* [DO THIS] Can the data below be set down again exactly, line for line?

* [PROVIDED MATERIAL]
━━━━━━━━━━━━━━━━━━━━
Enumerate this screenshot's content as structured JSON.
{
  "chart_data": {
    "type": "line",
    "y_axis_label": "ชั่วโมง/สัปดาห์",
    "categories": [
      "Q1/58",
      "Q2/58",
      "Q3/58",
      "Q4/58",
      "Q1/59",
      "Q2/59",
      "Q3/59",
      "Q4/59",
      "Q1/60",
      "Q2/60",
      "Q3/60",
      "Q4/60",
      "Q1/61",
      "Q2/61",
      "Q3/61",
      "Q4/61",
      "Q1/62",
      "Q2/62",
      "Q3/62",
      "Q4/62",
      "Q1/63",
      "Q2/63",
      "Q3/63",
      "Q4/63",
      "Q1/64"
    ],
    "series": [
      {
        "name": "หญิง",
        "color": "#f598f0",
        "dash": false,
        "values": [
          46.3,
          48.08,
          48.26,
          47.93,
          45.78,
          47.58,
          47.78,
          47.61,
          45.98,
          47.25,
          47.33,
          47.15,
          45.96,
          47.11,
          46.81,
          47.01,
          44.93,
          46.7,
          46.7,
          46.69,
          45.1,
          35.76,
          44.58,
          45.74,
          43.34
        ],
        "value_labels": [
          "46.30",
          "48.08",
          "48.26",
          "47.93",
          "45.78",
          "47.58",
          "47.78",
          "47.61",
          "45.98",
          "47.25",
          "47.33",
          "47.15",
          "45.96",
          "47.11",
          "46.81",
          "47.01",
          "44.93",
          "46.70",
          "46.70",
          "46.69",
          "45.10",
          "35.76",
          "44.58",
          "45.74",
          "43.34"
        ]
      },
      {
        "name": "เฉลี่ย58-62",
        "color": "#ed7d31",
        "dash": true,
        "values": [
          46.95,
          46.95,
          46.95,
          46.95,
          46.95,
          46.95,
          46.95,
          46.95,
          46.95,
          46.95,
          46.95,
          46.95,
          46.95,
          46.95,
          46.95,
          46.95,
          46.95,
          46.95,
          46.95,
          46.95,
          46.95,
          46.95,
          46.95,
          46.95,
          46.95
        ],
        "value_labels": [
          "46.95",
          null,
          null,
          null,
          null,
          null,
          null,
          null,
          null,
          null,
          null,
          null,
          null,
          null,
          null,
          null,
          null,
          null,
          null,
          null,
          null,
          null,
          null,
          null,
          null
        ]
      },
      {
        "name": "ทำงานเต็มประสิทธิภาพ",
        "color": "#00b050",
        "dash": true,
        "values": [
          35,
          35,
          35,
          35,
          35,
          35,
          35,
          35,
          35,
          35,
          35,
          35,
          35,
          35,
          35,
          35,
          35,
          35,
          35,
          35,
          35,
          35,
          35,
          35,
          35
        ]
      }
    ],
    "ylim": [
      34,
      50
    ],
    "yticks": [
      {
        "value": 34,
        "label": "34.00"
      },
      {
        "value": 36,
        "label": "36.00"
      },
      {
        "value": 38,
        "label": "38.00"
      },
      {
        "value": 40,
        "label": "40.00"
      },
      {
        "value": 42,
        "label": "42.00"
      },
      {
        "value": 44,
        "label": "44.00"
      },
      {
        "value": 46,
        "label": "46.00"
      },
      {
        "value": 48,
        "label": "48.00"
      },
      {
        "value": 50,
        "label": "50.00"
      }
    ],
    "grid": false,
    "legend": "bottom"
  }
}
━━━━━━━━━━━━━━━━━━━━
* [ANSWER IN FULL]
Enumerate this screenshot's content as structured JSON.
{
  "chart_data": {
    "type": "line",
    "y_axis_label": "ชั่วโมง/สัปดาห์",
    "categories": [
      "Q1/58",
      "Q2/58",
      "Q3/58",
      "Q4/58",
      "Q1/59",
      "Q2/59",
      "Q3/59",
      "Q4/59",
      "Q1/60",
      "Q2/60",
      "Q3/60",
      "Q4/60",
      "Q1/61",
      "Q2/61",
      "Q3/61",
      "Q4/61",
      "Q1/62",
      "Q2/62",
      "Q3/62",
      "Q4/62",
      "Q1/63",
      "Q2/63",
      "Q3/63",
      "Q4/63",
      "Q1/64"
    ],
    "series": [
      {
        "name": "หญิง",
        "color": "#f598f0",
        "dash": false,
        "values": [
          46.3,
          48.08,
          48.26,
          47.93,
          45.78,
          47.58,
          47.78,
          47.61,
          45.98,
          47.25,
          47.33,
          47.15,
          45.96,
          47.11,
          46.81,
          47.01,
          44.93,
          46.7,
          46.7,
          46.69,
          45.1,
          35.76,
          44.58,
          45.74,
          43.34
        ],
        "value_labels": [
          "46.30",
          "48.08",
          "48.26",
          "47.93",
          "45.78",
          "47.58",
          "47.78",
          "47.61",
          "45.98",
          "47.25",
          "47.33",
          "47.15",
          "45.96",
          "47.11",
          "46.81",
          "47.01",
          "44.93",
          "46.70",
          "46.70",
          "46.69",
          "45.10",
          "35.76",
          "44.58",
          "45.74",
          "43.34"
        ]
      },
      {
        "name": "เฉลี่ย58-62",
        "color": "#ed7d31",
        "dash": true,
        "values": [
          46.95,
          46.95,
          46.95,
          46.95,
          46.95,
          46.95,
          46.95,
          46.95,
          46.95,
          46.95,
          46.95,
          46.95,
          46.95,
          46.95,
          46.95,
          46.95,
          46.95,
          46.95,
          46.95,
          46.95,
          46.95,
          46.95,
          46.95,
          46.95,
          46.95
        ],
        "value_labels": [
          "46.95",
          null,
          null,
          null,
          null,
          null,
          null,
          null,
          null,
          null,
          null,
          null,
          null,
          null,
          null,
          null,
          null,
          null,
          null,
          null,
          null,
          null,
          null,
          null,
          null
        ]
      },
      {
        "name": "ทำงานเต็มประสิทธิภาพ",
        "color": "#00b050",
        "dash": true,
        "values": [
          35,
          35,
          35,
          35,
          35,
          35,
          35,
          35,
          35,
          35,
          35,
          35,
          35,
          35,
          35,
          35,
          35,
          35,
          35,
          35,
          35,
          35,
          35,
          35,
          35
        ]
      }
    ],
    "ylim": [
      34,
      50
    ],
    "yticks": [
      {
        "value": 34,
        "label": "34.00"
      },
      {
        "value": 36,
        "label": "36.00"
      },
      {
        "value": 38,
        "label": "38.00"
      },
      {
        "value": 40,
        "label": "40.00"
      },
      {
        "value": 42,
        "label": "42.00"
      },
      {
        "value": 44,
        "label": "44.00"
      },
      {
        "value": 46,
        "label": "46.00"
      },
      {
        "value": 48,
        "label": "48.00"
      },
      {
        "value": 50,
        "label": "50.00"
      }
    ],
    "grid": false,
    "legend": "bottom"
  }
}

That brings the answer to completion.